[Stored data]
┄┄┄┄┄┄┄┄┄┄┄┄┄┄┄┄┄┄┄┄

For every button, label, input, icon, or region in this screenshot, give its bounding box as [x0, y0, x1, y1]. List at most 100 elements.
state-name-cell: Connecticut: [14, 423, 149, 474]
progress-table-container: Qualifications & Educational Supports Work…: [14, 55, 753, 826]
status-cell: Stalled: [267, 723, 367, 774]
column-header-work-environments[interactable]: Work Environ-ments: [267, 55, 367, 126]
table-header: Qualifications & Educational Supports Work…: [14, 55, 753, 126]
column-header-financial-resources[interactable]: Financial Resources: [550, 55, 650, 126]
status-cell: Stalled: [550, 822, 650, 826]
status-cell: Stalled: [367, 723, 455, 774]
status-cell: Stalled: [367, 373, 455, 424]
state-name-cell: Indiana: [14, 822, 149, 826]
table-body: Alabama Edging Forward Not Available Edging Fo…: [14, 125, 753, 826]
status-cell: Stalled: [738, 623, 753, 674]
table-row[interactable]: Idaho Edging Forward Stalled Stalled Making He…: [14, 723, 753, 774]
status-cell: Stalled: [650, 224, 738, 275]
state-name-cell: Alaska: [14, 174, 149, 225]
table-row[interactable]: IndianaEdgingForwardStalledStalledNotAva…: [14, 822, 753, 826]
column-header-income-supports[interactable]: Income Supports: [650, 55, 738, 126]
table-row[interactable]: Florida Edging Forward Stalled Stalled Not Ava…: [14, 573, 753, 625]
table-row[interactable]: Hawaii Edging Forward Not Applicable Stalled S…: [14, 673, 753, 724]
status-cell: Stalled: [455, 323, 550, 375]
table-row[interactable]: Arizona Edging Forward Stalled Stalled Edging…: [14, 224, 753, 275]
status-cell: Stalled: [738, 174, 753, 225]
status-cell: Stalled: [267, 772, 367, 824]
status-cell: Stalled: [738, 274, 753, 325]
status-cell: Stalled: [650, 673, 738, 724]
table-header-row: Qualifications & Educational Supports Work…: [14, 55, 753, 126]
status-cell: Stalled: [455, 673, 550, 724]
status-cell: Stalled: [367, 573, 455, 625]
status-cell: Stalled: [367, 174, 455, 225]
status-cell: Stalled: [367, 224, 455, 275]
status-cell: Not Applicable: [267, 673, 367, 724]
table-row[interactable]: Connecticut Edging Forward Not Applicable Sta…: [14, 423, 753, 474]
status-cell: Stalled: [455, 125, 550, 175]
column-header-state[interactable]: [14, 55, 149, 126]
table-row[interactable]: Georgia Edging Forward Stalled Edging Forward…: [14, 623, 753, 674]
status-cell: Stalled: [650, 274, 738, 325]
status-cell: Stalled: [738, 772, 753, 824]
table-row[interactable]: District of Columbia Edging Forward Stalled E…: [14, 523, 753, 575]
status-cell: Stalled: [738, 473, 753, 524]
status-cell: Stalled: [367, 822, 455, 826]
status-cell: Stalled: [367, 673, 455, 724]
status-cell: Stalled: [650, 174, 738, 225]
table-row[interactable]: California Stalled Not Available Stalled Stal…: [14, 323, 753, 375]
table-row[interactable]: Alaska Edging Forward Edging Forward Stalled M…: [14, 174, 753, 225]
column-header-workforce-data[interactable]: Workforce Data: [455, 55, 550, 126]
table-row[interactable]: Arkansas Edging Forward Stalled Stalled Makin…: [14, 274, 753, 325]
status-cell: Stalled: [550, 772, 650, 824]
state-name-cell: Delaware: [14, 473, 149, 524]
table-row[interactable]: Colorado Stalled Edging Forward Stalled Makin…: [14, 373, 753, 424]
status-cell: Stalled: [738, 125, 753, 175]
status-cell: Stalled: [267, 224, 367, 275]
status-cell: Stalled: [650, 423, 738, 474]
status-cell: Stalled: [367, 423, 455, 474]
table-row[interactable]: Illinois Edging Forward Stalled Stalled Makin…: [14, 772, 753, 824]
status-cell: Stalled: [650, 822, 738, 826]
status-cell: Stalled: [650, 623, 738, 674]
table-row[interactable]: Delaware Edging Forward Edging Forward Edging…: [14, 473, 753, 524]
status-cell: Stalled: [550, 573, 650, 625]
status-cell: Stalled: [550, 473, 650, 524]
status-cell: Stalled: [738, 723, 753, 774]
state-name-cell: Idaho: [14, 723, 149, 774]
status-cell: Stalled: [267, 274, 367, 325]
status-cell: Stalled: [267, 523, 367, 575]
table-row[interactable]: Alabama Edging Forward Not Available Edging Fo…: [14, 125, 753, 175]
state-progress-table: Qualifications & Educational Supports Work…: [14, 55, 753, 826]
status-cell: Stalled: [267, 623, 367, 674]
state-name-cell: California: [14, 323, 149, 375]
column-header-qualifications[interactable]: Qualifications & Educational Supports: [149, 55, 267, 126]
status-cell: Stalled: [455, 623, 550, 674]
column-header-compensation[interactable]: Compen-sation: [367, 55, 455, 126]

┄┄┄┄┄┄┄┄┄┄┄┄┄┄┄┄┄┄┄┄

**Objective:** Rewrite all of the data above as a JSON list of strings, one string for each line, leaving out any blank lines.

**Output of the task:**
[
  "For every button, label, input, icon, or region in this screenshot, give its bounding box as [x0, y0, x1, y1]. List at most 100 elements.",
  "state-name-cell: Connecticut: [14, 423, 149, 474]",
  "progress-table-container: Qualifications & Educational Supports Work…: [14, 55, 753, 826]",
  "status-cell: Stalled: [267, 723, 367, 774]",
  "column-header-work-environments[interactable]: Work Environ-ments: [267, 55, 367, 126]",
  "table-header: Qualifications & Educational Supports Work…: [14, 55, 753, 126]",
  "column-header-financial-resources[interactable]: Financial Resources: [550, 55, 650, 126]",
  "status-cell: Stalled: [550, 822, 650, 826]",
  "status-cell: Stalled: [367, 723, 455, 774]",
  "status-cell: Stalled: [367, 373, 455, 424]",
  "state-name-cell: Indiana: [14, 822, 149, 826]",
  "table-body: Alabama Edging Forward Not Available Edging Fo…: [14, 125, 753, 826]",
  "status-cell: Stalled: [738, 623, 753, 674]",
  "table-row[interactable]: Idaho Edging Forward Stalled Stalled Making He…: [14, 723, 753, 774]",
  "status-cell: Stalled: [650, 224, 738, 275]",
  "state-name-cell: Alaska: [14, 174, 149, 225]",
  "table-row[interactable]: IndianaEdgingForwardStalledStalledNotAva…: [14, 822, 753, 826]",
  "column-header-income-supports[interactable]: Income Supports: [650, 55, 738, 126]",
  "table-row[interactable]: Florida Edging Forward Stalled Stalled Not Ava…: [14, 573, 753, 625]",
  "table-row[interactable]: Hawaii Edging Forward Not Applicable Stalled S…: [14, 673, 753, 724]",
  "status-cell: Stalled: [455, 323, 550, 375]",
  "table-row[interactable]: Arizona Edging Forward Stalled Stalled Edging…: [14, 224, 753, 275]",
  "status-cell: Stalled: [738, 174, 753, 225]",
  "status-cell: Stalled: [267, 772, 367, 824]",
  "status-cell: Stalled: [738, 274, 753, 325]",
  "status-cell: Stalled: [650, 673, 738, 724]",
  "table-header-row: Qualifications & Educational Supports Work…: [14, 55, 753, 126]",
  "status-cell: Stalled: [455, 673, 550, 724]",
  "status-cell: Stalled: [367, 573, 455, 625]",
  "status-cell: Stalled: [367, 174, 455, 225]",
  "status-cell: Stalled: [367, 224, 455, 275]",
  "status-cell: Not Applicable: [267, 673, 367, 724]",
  "table-row[interactable]: Connecticut Edging Forward Not Applicable Sta…: [14, 423, 753, 474]",
  "status-cell: Stalled: [455, 125, 550, 175]",
  "column-header-state[interactable]: [14, 55, 149, 126]",
  "table-row[interactable]: Georgia Edging Forward Stalled Edging Forward…: [14, 623, 753, 674]",
  "status-cell: Stalled: [650, 274, 738, 325]",
  "status-cell: Stalled: [738, 772, 753, 824]",
  "table-row[interactable]: District of Columbia Edging Forward Stalled E…: [14, 523, 753, 575]",
  "status-cell: Stalled: [738, 473, 753, 524]",
  "status-cell: Stalled: [367, 822, 455, 826]",
  "status-cell: Stalled: [367, 673, 455, 724]",
  "status-cell: Stalled: [650, 174, 738, 225]",
  "table-row[interactable]: California Stalled Not Available Stalled Stal…: [14, 323, 753, 375]",
  "table-row[interactable]: Alaska Edging Forward Edging Forward Stalled M…: [14, 174, 753, 225]",
  "column-header-workforce-data[interactable]: Workforce Data: [455, 55, 550, 126]",
  "table-row[interactable]: Arkansas Edging Forward Stalled Stalled Makin…: [14, 274, 753, 325]",
  "status-cell: Stalled: [550, 772, 650, 824]",
  "state-name-cell: Delaware: [14, 473, 149, 524]",
  "table-row[interactable]: Colorado Stalled Edging Forward Stalled Makin…: [14, 373, 753, 424]",
  "status-cell: Stalled: [738, 125, 753, 175]",
  "status-cell: Stalled: [267, 224, 367, 275]",
  "status-cell: Stalled: [650, 423, 738, 474]",
  "status-cell: Stalled: [367, 423, 455, 474]",
  "table-row[interactable]: Illinois Edging Forward Stalled Stalled Makin…: [14, 772, 753, 824]",
  "status-cell: Stalled: [650, 822, 738, 826]",
  "status-cell: Stalled: [650, 623, 738, 674]",
  "table-row[interactable]: Delaware Edging Forward Edging Forward Edging…: [14, 473, 753, 524]",
  "status-cell: Stalled: [550, 573, 650, 625]",
  "status-cell: Stalled: [550, 473, 650, 524]",
  "status-cell: Stalled: [738, 723, 753, 774]",
  "state-name-cell: Idaho: [14, 723, 149, 774]",
  "status-cell: Stalled: [267, 274, 367, 325]",
  "status-cell: Stalled: [267, 523, 367, 575]",
  "table-row[interactable]: Alabama Edging Forward Not Available Edging Fo…: [14, 125, 753, 175]",
  "state-progress-table: Qualifications & Educational Supports Work…: [14, 55, 753, 826]",
  "status-cell: Stalled: [267, 623, 367, 674]",
  "state-name-cell: California: [14, 323, 149, 375]",
  "column-header-qualifications[interactable]: Qualifications & Educational Supports: [149, 55, 267, 126]",
  "status-cell: Stalled: [455, 623, 550, 674]",
  "column-header-compensation[interactable]: Compen-sation: [367, 55, 455, 126]"
]